# Problem statement
Wherever "Affairs" appears in a line, list that line.

Extracted records
• • •
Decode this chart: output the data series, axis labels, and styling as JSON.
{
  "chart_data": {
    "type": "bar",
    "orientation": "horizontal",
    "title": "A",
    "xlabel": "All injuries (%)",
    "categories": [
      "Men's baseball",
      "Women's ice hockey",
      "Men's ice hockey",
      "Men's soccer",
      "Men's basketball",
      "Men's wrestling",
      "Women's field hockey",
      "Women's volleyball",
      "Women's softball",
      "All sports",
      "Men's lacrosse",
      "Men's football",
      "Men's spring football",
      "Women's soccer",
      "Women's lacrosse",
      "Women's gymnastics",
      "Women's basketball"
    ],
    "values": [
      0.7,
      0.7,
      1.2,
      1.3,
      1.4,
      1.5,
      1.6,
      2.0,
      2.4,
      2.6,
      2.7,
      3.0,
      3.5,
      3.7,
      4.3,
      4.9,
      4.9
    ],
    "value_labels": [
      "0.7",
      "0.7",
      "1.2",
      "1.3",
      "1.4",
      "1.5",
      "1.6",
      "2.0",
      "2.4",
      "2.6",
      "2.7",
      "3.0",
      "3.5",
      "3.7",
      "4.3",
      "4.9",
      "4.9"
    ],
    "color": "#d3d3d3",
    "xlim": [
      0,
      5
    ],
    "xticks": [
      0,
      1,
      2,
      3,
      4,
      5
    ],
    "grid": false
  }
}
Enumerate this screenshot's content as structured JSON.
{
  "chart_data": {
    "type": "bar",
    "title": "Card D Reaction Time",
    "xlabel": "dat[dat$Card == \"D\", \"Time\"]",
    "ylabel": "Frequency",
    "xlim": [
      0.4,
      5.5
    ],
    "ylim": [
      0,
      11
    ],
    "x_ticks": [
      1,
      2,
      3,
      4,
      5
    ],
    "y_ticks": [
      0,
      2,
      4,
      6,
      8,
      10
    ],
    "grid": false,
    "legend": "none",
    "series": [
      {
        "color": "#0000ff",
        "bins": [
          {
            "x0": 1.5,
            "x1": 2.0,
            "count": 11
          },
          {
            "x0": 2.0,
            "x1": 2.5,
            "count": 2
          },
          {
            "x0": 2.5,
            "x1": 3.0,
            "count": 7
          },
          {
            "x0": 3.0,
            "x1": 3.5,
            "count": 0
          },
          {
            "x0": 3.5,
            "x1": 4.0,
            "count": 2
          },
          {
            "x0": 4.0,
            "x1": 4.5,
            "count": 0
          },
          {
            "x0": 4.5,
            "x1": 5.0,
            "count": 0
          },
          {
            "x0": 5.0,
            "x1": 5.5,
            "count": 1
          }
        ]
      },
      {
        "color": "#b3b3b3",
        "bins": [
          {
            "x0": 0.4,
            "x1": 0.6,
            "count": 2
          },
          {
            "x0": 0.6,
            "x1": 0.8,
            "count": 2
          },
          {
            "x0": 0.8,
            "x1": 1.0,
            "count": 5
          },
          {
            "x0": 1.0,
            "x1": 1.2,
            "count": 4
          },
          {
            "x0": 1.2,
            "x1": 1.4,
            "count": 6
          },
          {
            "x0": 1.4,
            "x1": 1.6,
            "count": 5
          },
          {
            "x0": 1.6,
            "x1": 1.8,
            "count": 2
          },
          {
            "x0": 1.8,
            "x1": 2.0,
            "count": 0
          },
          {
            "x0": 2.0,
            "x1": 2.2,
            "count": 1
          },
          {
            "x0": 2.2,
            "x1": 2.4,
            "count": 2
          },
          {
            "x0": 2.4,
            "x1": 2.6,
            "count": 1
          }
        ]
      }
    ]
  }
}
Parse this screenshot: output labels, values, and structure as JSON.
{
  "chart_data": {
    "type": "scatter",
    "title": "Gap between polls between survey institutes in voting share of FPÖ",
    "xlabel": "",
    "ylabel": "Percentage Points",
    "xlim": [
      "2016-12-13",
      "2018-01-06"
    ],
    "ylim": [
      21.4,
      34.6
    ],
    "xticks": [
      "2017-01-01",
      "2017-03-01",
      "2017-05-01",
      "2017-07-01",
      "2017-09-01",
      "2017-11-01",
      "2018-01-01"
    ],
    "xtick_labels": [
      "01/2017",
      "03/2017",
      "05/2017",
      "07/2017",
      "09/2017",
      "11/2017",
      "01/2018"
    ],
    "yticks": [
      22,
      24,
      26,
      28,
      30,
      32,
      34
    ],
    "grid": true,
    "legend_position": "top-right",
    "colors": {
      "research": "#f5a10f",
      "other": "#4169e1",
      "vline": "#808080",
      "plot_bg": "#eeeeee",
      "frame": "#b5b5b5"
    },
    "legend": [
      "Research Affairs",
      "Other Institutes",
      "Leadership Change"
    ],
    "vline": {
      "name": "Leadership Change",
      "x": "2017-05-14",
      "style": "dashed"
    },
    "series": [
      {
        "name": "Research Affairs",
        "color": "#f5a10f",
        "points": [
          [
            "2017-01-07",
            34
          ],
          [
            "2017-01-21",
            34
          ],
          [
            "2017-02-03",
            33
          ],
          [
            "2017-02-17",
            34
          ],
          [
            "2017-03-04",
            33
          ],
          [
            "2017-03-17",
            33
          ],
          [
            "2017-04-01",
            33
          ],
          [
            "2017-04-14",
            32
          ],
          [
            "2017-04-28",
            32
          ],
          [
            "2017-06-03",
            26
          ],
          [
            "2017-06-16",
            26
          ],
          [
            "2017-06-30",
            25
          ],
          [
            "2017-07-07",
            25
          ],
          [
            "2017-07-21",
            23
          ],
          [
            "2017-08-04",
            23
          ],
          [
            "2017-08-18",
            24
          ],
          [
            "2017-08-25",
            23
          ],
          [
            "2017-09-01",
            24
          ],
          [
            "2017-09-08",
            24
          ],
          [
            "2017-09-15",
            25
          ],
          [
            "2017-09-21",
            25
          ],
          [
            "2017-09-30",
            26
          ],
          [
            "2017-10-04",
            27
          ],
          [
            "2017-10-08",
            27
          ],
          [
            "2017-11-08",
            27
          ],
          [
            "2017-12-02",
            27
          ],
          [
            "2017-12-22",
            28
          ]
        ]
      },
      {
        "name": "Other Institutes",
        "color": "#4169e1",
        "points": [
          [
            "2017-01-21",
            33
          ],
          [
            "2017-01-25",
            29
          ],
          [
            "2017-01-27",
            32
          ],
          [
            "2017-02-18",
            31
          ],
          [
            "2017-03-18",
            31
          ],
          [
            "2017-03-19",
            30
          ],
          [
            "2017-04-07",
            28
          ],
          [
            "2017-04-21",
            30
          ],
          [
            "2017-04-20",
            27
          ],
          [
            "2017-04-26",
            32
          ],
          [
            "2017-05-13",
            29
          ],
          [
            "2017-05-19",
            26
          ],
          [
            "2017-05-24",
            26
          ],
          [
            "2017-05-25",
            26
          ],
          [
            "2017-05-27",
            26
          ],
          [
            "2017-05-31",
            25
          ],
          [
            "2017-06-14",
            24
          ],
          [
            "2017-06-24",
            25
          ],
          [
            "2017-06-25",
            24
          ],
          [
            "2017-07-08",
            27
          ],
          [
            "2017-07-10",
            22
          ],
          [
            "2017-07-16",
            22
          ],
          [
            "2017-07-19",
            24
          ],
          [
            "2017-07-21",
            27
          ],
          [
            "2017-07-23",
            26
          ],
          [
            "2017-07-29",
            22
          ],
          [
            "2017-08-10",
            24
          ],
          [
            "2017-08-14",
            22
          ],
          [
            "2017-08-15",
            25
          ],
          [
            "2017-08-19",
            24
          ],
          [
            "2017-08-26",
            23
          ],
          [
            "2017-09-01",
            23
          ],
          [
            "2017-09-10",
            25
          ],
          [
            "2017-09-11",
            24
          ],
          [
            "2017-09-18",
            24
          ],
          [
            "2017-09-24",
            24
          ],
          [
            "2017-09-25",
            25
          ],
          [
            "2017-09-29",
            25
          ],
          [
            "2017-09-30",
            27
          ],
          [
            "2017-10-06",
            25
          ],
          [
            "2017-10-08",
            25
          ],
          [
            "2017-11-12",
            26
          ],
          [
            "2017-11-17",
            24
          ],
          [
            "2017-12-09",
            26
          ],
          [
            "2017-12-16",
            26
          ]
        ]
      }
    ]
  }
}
• • •
# Response
      "Research Affairs",
        "name": "Research Affairs",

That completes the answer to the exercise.